# [EXERCISE INSTRUCTIONS]
State how many lines of the material contain the string "blurred", with case counting. Give only the number.
>> Begin
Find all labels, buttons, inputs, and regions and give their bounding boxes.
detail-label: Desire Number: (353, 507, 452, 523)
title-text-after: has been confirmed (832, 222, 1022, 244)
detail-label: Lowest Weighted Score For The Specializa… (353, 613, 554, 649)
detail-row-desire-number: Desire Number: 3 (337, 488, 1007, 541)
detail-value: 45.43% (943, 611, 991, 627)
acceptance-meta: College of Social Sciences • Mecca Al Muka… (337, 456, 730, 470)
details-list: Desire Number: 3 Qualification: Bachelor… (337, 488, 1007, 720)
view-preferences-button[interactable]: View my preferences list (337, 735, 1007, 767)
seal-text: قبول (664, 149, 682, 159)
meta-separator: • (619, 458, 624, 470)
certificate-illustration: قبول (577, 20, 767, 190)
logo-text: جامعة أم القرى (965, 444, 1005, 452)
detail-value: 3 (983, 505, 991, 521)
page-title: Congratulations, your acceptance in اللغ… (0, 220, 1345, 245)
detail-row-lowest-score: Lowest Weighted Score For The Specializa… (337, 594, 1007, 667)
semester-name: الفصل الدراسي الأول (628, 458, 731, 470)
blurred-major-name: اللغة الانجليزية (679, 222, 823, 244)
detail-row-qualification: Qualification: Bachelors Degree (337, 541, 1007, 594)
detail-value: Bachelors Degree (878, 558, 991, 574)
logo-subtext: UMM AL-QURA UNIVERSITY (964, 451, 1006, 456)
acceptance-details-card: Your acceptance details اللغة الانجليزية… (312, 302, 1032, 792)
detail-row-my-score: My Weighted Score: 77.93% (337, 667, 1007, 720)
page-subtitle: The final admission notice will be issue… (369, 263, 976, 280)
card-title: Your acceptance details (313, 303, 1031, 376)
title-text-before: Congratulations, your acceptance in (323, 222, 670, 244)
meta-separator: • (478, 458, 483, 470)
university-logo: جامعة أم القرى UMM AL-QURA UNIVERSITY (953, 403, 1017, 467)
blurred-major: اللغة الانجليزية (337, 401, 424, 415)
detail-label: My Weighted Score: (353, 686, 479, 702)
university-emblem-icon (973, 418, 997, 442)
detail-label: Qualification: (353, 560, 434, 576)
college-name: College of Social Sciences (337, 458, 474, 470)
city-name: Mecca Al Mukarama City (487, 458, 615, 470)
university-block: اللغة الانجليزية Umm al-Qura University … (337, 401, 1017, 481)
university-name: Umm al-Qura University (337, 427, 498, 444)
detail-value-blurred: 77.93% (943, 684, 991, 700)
>> End
# [WRITTEN REPLY]
3